TASK DIRECTIONS: Please output the lines from the one containing "Bar xyxy=(126,244,150,390)" through the one containing "Bar xyxy=(270,350,294,390)", both included, with no changes.

───── DATA EXTRACT

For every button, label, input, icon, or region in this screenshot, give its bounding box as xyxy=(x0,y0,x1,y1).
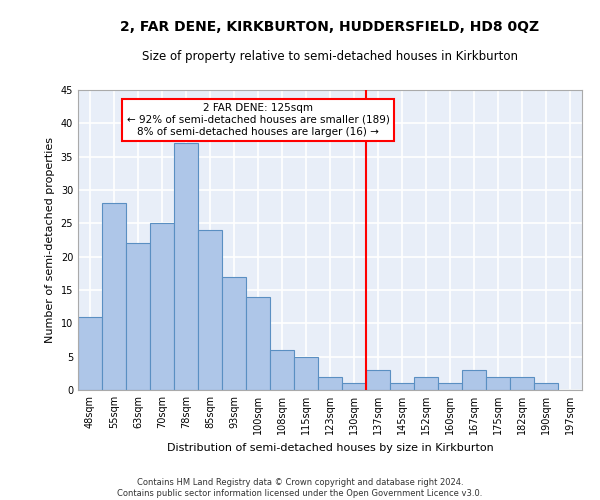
Bar xyxy=(126,244,150,390)
Text: Contains HM Land Registry data © Crown copyright and database right 2024.
Contai: Contains HM Land Registry data © Crown c… xyxy=(118,478,482,498)
Bar xyxy=(342,384,366,390)
Bar xyxy=(222,276,246,390)
Bar xyxy=(294,356,318,390)
Bar xyxy=(174,144,198,390)
Bar xyxy=(198,230,222,390)
Bar xyxy=(390,384,414,390)
Bar xyxy=(462,370,486,390)
Text: 2 FAR DENE: 125sqm
← 92% of semi-detached houses are smaller (189)
8% of semi-de: 2 FAR DENE: 125sqm ← 92% of semi-detache… xyxy=(127,104,389,136)
Bar xyxy=(246,296,270,390)
Bar xyxy=(366,370,390,390)
Bar xyxy=(438,384,462,390)
Bar xyxy=(510,376,534,390)
Bar xyxy=(534,384,558,390)
Bar xyxy=(414,376,438,390)
Bar xyxy=(102,204,126,390)
Bar xyxy=(150,224,174,390)
Bar xyxy=(486,376,510,390)
Y-axis label: Number of semi-detached properties: Number of semi-detached properties xyxy=(45,137,55,343)
X-axis label: Distribution of semi-detached houses by size in Kirkburton: Distribution of semi-detached houses by … xyxy=(167,442,493,452)
Bar xyxy=(270,350,294,390)
Text: Size of property relative to semi-detached houses in Kirkburton: Size of property relative to semi-detach… xyxy=(142,50,518,63)
Bar xyxy=(318,376,342,390)
Text: 2, FAR DENE, KIRKBURTON, HUDDERSFIELD, HD8 0QZ: 2, FAR DENE, KIRKBURTON, HUDDERSFIELD, H… xyxy=(121,20,539,34)
Bar xyxy=(78,316,102,390)
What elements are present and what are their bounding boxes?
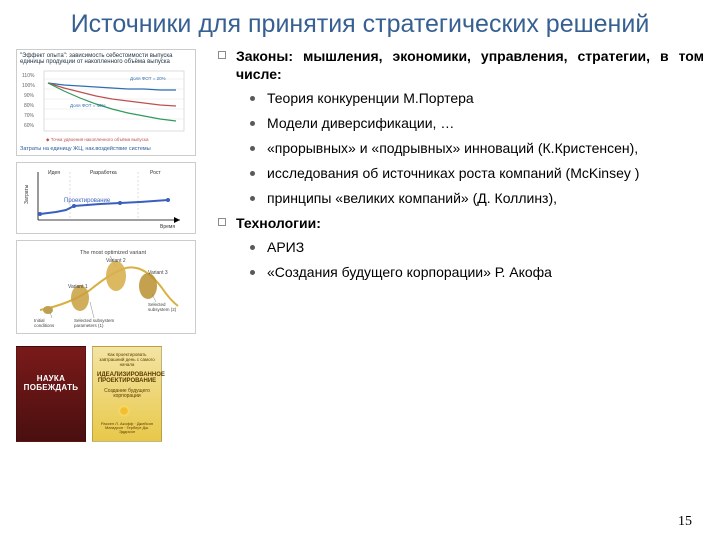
dot-marker-icon [250, 196, 255, 201]
thumb-lifecycle: Затраты Время Идея Разработка Рост Проек… [16, 162, 196, 234]
dot-marker-icon [250, 96, 255, 101]
svg-text:Идея: Идея [48, 170, 60, 176]
svg-text:subsystem (2): subsystem (2) [148, 307, 177, 312]
book2-title: ИДЕАЛИЗИРОВАННОЕ ПРОЕКТИРОВАНИЕ [97, 372, 157, 385]
law-item-0: Теория конкуренции М.Портера [267, 89, 704, 108]
heading-laws-text: Законы: мышления, экономики, управления,… [236, 47, 704, 83]
list-item: Теория конкуренции М.Портера [250, 89, 704, 108]
page-title: Источники для принятия стратегических ре… [0, 0, 720, 45]
svg-text:Доля ФОТ = 20%: Доля ФОТ = 20% [130, 76, 166, 81]
dot-marker-icon [250, 270, 255, 275]
list-item: исследования об источниках роста компани… [250, 164, 704, 183]
list-item: принципы «великих компаний» (Д. Коллинз)… [250, 189, 704, 208]
svg-text:Variant 2: Variant 2 [106, 258, 126, 264]
chart-optimization: The most optimized variant Variant 1 Var… [20, 244, 188, 330]
book2-authors: Рассел Л. Акофф · Джейсон Магидсон · Гер… [97, 422, 157, 435]
thumb-optimization: The most optimized variant Variant 1 Var… [16, 240, 196, 334]
heading-tech: Технологии: [218, 214, 704, 232]
law-item-1: Модели диверсификации, … [267, 114, 704, 133]
list-item: АРИЗ [250, 238, 704, 257]
square-marker-icon [218, 51, 226, 59]
svg-text:Variant 3: Variant 3 [148, 270, 168, 276]
svg-text:Время: Время [160, 224, 175, 230]
svg-text:Variant 1: Variant 1 [68, 284, 88, 290]
heading-tech-text: Технологии: [236, 214, 704, 232]
svg-text:Затраты: Затраты [24, 184, 30, 204]
chart-lifecycle: Затраты Время Идея Разработка Рост Проек… [20, 166, 188, 230]
thumb2-annotation: Проектирование [64, 198, 111, 204]
svg-text:◆ Точка удвоения накопленного: ◆ Точка удвоения накопленного объёма вып… [46, 137, 149, 142]
square-marker-icon [218, 218, 226, 226]
chart-experience-curve: 110% 100% 90% 80% 70% 60% Доля ФОТ = 20%… [20, 67, 188, 145]
thumb1-title: "Эффект опыта": зависимость себестоимост… [20, 53, 192, 65]
heading-laws: Законы: мышления, экономики, управления,… [218, 47, 704, 83]
dot-marker-icon [250, 146, 255, 151]
dot-marker-icon [250, 171, 255, 176]
list-item: Модели диверсификации, … [250, 114, 704, 133]
svg-text:90%: 90% [24, 93, 35, 99]
book-row: НАУКА ПОБЕЖДАТЬ Как проектировать завтра… [16, 346, 196, 442]
book-science-to-win: НАУКА ПОБЕЖДАТЬ [16, 346, 86, 442]
book2-art [97, 404, 151, 418]
right-column: Законы: мышления, экономики, управления,… [196, 45, 704, 442]
book2-subtitle: Создание будущего корпорации [97, 389, 157, 400]
page-number: 15 [678, 514, 692, 530]
svg-text:conditions: conditions [34, 323, 55, 328]
law-item-2: «прорывных» и «подрывных» инноваций (К.К… [267, 139, 704, 158]
list-item: «прорывных» и «подрывных» инноваций (К.К… [250, 139, 704, 158]
book1-title: НАУКА ПОБЕЖДАТЬ [21, 375, 81, 393]
dot-marker-icon [250, 245, 255, 250]
svg-text:100%: 100% [22, 83, 35, 89]
book2-pre: Как проектировать завтрашний день с само… [97, 353, 157, 368]
main-content: "Эффект опыта": зависимость себестоимост… [0, 45, 720, 442]
tech-item-1: «Создания будущего корпорации» Р. Акофа [267, 263, 704, 282]
law-item-3: исследования об источниках роста компани… [267, 164, 704, 183]
svg-text:110%: 110% [22, 73, 35, 79]
svg-text:Разработка: Разработка [90, 170, 117, 176]
list-item: «Создания будущего корпорации» Р. Акофа [250, 263, 704, 282]
law-item-4: принципы «великих компаний» (Д. Коллинз)… [267, 189, 704, 208]
tech-item-0: АРИЗ [267, 238, 704, 257]
dot-marker-icon [250, 121, 255, 126]
svg-text:The most optimized variant: The most optimized variant [80, 250, 146, 256]
svg-text:60%: 60% [24, 123, 35, 129]
thumb1-xlabel: Затраты на единицу ЖЦ, нак.воздействие с… [20, 146, 192, 152]
svg-text:70%: 70% [24, 113, 35, 119]
svg-text:80%: 80% [24, 103, 35, 109]
left-column: "Эффект опыта": зависимость себестоимост… [16, 45, 196, 442]
thumb-experience-curve: "Эффект опыта": зависимость себестоимост… [16, 49, 196, 156]
svg-text:parameters (1): parameters (1) [74, 323, 104, 328]
svg-text:Доля ФОТ = 40%: Доля ФОТ = 40% [70, 103, 106, 108]
book-idealized-design: Как проектировать завтрашний день с само… [92, 346, 162, 442]
svg-text:Рост: Рост [150, 170, 161, 176]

──────────

EXERCISE OUTPUT:
Bar xyxy=(126,244,150,390)
Text: Contains HM Land Registry data © Crown copyright and database right 2024.
Contai: Contains HM Land Registry data © Crown c… xyxy=(118,478,482,498)
Bar xyxy=(342,384,366,390)
Bar xyxy=(222,276,246,390)
Bar xyxy=(294,356,318,390)
Bar xyxy=(174,144,198,390)
Bar xyxy=(198,230,222,390)
Bar xyxy=(390,384,414,390)
Bar xyxy=(462,370,486,390)
Text: 2 FAR DENE: 125sqm
← 92% of semi-detached houses are smaller (189)
8% of semi-de: 2 FAR DENE: 125sqm ← 92% of semi-detache… xyxy=(127,104,389,136)
Bar xyxy=(246,296,270,390)
Bar xyxy=(366,370,390,390)
Bar xyxy=(438,384,462,390)
Bar xyxy=(510,376,534,390)
Bar xyxy=(534,384,558,390)
Bar xyxy=(414,376,438,390)
Bar xyxy=(102,204,126,390)
Bar xyxy=(150,224,174,390)
Bar xyxy=(486,376,510,390)
Y-axis label: Number of semi-detached properties: Number of semi-detached properties xyxy=(45,137,55,343)
X-axis label: Distribution of semi-detached houses by size in Kirkburton: Distribution of semi-detached houses by … xyxy=(167,442,493,452)
Bar xyxy=(270,350,294,390)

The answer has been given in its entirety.